* [The exercise]: Among the records below, find each line that includes the string "doktor" and copy it.

^^^^^^^^

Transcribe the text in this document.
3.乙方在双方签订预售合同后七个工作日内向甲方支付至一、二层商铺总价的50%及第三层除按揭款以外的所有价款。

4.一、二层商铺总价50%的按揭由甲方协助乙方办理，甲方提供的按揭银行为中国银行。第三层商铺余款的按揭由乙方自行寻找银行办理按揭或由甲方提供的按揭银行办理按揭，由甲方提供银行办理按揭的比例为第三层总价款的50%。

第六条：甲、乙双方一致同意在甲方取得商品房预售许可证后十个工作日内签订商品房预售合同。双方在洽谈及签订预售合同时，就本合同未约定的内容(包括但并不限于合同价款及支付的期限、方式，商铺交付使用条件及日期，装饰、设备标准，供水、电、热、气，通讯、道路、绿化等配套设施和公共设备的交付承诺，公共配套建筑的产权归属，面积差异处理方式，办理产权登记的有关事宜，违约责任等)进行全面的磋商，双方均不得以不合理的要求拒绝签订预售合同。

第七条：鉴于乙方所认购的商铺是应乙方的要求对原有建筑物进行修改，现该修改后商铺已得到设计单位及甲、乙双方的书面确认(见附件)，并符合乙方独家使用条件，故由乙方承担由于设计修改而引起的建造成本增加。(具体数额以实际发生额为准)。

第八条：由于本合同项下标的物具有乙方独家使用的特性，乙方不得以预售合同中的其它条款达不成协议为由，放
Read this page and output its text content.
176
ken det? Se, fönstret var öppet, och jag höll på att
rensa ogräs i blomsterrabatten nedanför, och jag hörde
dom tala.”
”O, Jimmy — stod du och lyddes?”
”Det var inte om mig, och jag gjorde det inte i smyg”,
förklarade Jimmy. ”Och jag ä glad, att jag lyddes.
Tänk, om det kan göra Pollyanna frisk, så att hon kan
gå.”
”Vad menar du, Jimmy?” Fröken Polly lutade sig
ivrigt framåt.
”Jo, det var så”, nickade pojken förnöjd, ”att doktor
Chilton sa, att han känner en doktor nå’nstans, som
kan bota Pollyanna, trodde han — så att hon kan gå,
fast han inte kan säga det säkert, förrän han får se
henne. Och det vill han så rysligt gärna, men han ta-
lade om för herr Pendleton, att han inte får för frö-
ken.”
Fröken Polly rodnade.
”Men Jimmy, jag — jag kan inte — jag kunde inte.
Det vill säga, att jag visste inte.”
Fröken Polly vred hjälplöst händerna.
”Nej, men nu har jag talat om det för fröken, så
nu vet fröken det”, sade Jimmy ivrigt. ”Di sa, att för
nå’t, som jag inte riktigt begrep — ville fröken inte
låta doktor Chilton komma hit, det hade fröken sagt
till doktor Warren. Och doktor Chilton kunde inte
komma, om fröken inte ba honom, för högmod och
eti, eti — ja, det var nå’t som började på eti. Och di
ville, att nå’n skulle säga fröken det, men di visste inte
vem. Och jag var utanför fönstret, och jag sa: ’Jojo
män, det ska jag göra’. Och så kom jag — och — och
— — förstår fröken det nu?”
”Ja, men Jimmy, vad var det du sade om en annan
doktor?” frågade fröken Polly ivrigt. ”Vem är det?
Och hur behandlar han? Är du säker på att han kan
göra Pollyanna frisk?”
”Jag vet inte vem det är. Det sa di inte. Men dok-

^^^^^^^^

* [Result of the task]:
”Jo, det var så”, nickade pojken förnöjd, ”att doktor
Chilton sa, att han känner en doktor nå’nstans, som
låta doktor Chilton komma hit, det hade fröken sagt
till doktor Warren. Och doktor Chilton kunde inte
doktor?” frågade fröken Polly ivrigt. ”Vem är det?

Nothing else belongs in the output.